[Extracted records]
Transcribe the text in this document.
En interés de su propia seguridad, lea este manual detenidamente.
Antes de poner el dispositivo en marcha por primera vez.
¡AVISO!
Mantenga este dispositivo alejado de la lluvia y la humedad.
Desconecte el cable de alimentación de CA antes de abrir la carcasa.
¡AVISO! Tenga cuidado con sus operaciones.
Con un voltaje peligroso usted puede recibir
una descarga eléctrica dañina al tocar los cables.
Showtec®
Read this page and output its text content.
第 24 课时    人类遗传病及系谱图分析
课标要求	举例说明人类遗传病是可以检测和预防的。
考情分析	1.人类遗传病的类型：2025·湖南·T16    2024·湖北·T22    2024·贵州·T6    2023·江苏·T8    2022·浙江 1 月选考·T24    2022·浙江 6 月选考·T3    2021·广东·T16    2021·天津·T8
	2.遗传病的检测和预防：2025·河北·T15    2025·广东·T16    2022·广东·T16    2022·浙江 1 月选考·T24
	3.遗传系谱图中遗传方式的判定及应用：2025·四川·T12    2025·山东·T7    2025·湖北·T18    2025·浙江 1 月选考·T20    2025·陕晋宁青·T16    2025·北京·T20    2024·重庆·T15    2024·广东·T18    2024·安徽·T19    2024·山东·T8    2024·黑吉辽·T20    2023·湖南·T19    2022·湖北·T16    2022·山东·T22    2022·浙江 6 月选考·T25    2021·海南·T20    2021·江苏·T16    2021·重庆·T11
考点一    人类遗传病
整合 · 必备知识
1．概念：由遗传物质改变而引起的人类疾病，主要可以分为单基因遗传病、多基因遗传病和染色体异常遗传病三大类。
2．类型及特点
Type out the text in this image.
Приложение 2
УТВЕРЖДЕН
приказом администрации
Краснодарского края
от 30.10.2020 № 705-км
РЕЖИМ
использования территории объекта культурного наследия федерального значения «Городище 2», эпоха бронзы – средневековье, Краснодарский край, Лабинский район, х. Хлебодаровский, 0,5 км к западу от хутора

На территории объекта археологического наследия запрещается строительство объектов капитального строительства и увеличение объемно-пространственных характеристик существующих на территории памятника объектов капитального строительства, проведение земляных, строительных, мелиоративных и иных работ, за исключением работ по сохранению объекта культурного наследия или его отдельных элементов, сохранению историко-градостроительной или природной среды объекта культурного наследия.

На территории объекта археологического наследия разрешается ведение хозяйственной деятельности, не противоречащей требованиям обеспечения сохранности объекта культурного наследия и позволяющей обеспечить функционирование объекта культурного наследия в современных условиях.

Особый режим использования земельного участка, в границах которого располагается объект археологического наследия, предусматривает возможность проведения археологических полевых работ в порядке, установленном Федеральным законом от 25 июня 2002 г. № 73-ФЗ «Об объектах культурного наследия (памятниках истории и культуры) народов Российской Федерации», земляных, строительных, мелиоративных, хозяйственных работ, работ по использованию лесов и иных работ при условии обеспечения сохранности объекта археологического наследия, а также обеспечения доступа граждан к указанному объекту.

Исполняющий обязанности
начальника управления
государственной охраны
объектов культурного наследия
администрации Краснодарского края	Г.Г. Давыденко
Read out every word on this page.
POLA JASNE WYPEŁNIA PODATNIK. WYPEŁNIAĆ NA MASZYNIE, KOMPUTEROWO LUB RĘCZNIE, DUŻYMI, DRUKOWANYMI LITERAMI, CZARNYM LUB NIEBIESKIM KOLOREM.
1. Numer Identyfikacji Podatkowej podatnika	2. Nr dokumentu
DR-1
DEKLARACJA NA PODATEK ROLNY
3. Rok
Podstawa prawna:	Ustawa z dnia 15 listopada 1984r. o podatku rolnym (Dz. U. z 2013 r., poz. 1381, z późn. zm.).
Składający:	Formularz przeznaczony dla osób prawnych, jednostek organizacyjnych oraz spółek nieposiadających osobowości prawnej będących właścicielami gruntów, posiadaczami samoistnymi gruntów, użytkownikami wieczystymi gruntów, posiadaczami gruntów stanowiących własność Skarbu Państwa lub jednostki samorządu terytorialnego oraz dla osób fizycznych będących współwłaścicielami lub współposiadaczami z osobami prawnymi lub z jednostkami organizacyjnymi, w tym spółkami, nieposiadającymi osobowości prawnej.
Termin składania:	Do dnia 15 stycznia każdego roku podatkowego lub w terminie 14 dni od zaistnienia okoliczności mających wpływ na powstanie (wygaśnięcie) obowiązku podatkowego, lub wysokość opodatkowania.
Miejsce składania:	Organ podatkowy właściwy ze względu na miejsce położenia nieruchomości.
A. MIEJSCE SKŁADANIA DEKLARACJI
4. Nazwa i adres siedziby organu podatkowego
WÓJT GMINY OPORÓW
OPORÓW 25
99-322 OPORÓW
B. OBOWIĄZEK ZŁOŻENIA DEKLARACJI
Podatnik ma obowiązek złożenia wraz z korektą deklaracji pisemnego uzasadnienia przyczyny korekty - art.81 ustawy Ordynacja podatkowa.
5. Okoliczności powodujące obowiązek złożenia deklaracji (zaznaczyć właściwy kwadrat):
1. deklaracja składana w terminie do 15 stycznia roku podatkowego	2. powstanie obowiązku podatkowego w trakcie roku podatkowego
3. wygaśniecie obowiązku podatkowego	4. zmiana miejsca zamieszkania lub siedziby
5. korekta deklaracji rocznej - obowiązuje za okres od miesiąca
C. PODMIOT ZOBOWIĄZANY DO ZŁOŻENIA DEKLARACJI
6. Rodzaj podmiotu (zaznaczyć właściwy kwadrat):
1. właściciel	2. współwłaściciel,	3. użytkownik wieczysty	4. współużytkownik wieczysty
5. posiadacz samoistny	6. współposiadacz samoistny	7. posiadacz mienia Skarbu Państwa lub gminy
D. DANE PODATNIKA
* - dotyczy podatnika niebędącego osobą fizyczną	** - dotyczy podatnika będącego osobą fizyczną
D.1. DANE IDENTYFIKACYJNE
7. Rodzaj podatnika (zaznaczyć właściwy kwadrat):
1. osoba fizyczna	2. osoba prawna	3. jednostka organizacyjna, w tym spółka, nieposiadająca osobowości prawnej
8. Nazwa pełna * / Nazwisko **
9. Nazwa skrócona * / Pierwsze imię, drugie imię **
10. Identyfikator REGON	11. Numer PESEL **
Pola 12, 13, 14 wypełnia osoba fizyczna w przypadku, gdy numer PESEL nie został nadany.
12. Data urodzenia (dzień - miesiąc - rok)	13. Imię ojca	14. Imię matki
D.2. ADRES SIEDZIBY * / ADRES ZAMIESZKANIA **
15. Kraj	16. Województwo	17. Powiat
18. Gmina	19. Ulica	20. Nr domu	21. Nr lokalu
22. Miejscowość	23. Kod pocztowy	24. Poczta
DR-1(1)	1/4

## EXERCISE DIRECTIONS
Output the entries exactly.

## EXPECTED OUTPUT
Transcribe the text in this document.
En interés de su propia seguridad, lea este manual detenidamente.
Antes de poner el dispositivo en marcha por primera vez.
¡AVISO!
Mantenga este dispositivo alejado de la lluvia y la humedad.
Desconecte el cable de alimentación de CA antes de abrir la carcasa.
¡AVISO! Tenga cuidado con sus operaciones.
Con un voltaje peligroso usted puede recibir
una descarga eléctrica dañina al tocar los cables.
Showtec®
Read this page and output its text content.
第 24 课时    人类遗传病及系谱图分析
课标要求	举例说明人类遗传病是可以检测和预防的。
考情分析	1.人类遗传病的类型：2025·湖南·T16    2024·湖北·T22    2024·贵州·T6    2023·江苏·T8    2022·浙江 1 月选考·T24    2022·浙江 6 月选考·T3    2021·广东·T16    2021·天津·T8
	2.遗传病的检测和预防：2025·河北·T15    2025·广东·T16    2022·广东·T16    2022·浙江 1 月选考·T24
	3.遗传系谱图中遗传方式的判定及应用：2025·四川·T12    2025·山东·T7    2025·湖北·T18    2025·浙江 1 月选考·T20    2025·陕晋宁青·T16    2025·北京·T20    2024·重庆·T15    2024·广东·T18    2024·安徽·T19    2024·山东·T8    2024·黑吉辽·T20    2023·湖南·T19    2022·湖北·T16    2022·山东·T22    2022·浙江 6 月选考·T25    2021·海南·T20    2021·江苏·T16    2021·重庆·T11
考点一    人类遗传病
整合 · 必备知识
1．概念：由遗传物质改变而引起的人类疾病，主要可以分为单基因遗传病、多基因遗传病和染色体异常遗传病三大类。
2．类型及特点
Type out the text in this image.
Приложение 2
УТВЕРЖДЕН
приказом администрации
Краснодарского края
от 30.10.2020 № 705-км
РЕЖИМ
использования территории объекта культурного наследия федерального значения «Городище 2», эпоха бронзы – средневековье, Краснодарский край, Лабинский район, х. Хлебодаровский, 0,5 км к западу от хутора

На территории объекта археологического наследия запрещается строительство объектов капитального строительства и увеличение объемно-пространственных характеристик существующих на территории памятника объектов капитального строительства, проведение земляных, строительных, мелиоративных и иных работ, за исключением работ по сохранению объекта культурного наследия или его отдельных элементов, сохранению историко-градостроительной или природной среды объекта культурного наследия.

На территории объекта археологического наследия разрешается ведение хозяйственной деятельности, не противоречащей требованиям обеспечения сохранности объекта культурного наследия и позволяющей обеспечить функционирование объекта культурного наследия в современных условиях.

Особый режим использования земельного участка, в границах которого располагается объект археологического наследия, предусматривает возможность проведения археологических полевых работ в порядке, установленном Федеральным законом от 25 июня 2002 г. № 73-ФЗ «Об объектах культурного наследия (памятниках истории и культуры) народов Российской Федерации», земляных, строительных, мелиоративных, хозяйственных работ, работ по использованию лесов и иных работ при условии обеспечения сохранности объекта археологического наследия, а также обеспечения доступа граждан к указанному объекту.

Исполняющий обязанности
начальника управления
государственной охраны
объектов культурного наследия
администрации Краснодарского края	Г.Г. Давыденко
Read out every word on this page.
POLA JASNE WYPEŁNIA PODATNIK. WYPEŁNIAĆ NA MASZYNIE, KOMPUTEROWO LUB RĘCZNIE, DUŻYMI, DRUKOWANYMI LITERAMI, CZARNYM LUB NIEBIESKIM KOLOREM.
1. Numer Identyfikacji Podatkowej podatnika	2. Nr dokumentu
DR-1
DEKLARACJA NA PODATEK ROLNY
3. Rok
Podstawa prawna:	Ustawa z dnia 15 listopada 1984r. o podatku rolnym (Dz. U. z 2013 r., poz. 1381, z późn. zm.).
Składający:	Formularz przeznaczony dla osób prawnych, jednostek organizacyjnych oraz spółek nieposiadających osobowości prawnej będących właścicielami gruntów, posiadaczami samoistnymi gruntów, użytkownikami wieczystymi gruntów, posiadaczami gruntów stanowiących własność Skarbu Państwa lub jednostki samorządu terytorialnego oraz dla osób fizycznych będących współwłaścicielami lub współposiadaczami z osobami prawnymi lub z jednostkami organizacyjnymi, w tym spółkami, nieposiadającymi osobowości prawnej.
Termin składania:	Do dnia 15 stycznia każdego roku podatkowego lub w terminie 14 dni od zaistnienia okoliczności mających wpływ na powstanie (wygaśnięcie) obowiązku podatkowego, lub wysokość opodatkowania.
Miejsce składania:	Organ podatkowy właściwy ze względu na miejsce położenia nieruchomości.
A. MIEJSCE SKŁADANIA DEKLARACJI
4. Nazwa i adres siedziby organu podatkowego
WÓJT GMINY OPORÓW
OPORÓW 25
99-322 OPORÓW
B. OBOWIĄZEK ZŁOŻENIA DEKLARACJI
Podatnik ma obowiązek złożenia wraz z korektą deklaracji pisemnego uzasadnienia przyczyny korekty - art.81 ustawy Ordynacja podatkowa.
5. Okoliczności powodujące obowiązek złożenia deklaracji (zaznaczyć właściwy kwadrat):
1. deklaracja składana w terminie do 15 stycznia roku podatkowego	2. powstanie obowiązku podatkowego w trakcie roku podatkowego
3. wygaśniecie obowiązku podatkowego	4. zmiana miejsca zamieszkania lub siedziby
5. korekta deklaracji rocznej - obowiązuje za okres od miesiąca
C. PODMIOT ZOBOWIĄZANY DO ZŁOŻENIA DEKLARACJI
6. Rodzaj podmiotu (zaznaczyć właściwy kwadrat):
1. właściciel	2. współwłaściciel,	3. użytkownik wieczysty	4. współużytkownik wieczysty
5. posiadacz samoistny	6. współposiadacz samoistny	7. posiadacz mienia Skarbu Państwa lub gminy
D. DANE PODATNIKA
* - dotyczy podatnika niebędącego osobą fizyczną	** - dotyczy podatnika będącego osobą fizyczną
D.1. DANE IDENTYFIKACYJNE
7. Rodzaj podatnika (zaznaczyć właściwy kwadrat):
1. osoba fizyczna	2. osoba prawna	3. jednostka organizacyjna, w tym spółka, nieposiadająca osobowości prawnej
8. Nazwa pełna * / Nazwisko **
9. Nazwa skrócona * / Pierwsze imię, drugie imię **
10. Identyfikator REGON	11. Numer PESEL **
Pola 12, 13, 14 wypełnia osoba fizyczna w przypadku, gdy numer PESEL nie został nadany.
12. Data urodzenia (dzień - miesiąc - rok)	13. Imię ojca	14. Imię matki
D.2. ADRES SIEDZIBY * / ADRES ZAMIESZKANIA **
15. Kraj	16. Województwo	17. Powiat
18. Gmina	19. Ulica	20. Nr domu	21. Nr lokalu
22. Miejscowość	23. Kod pocztowy	24. Poczta
DR-1(1)	1/4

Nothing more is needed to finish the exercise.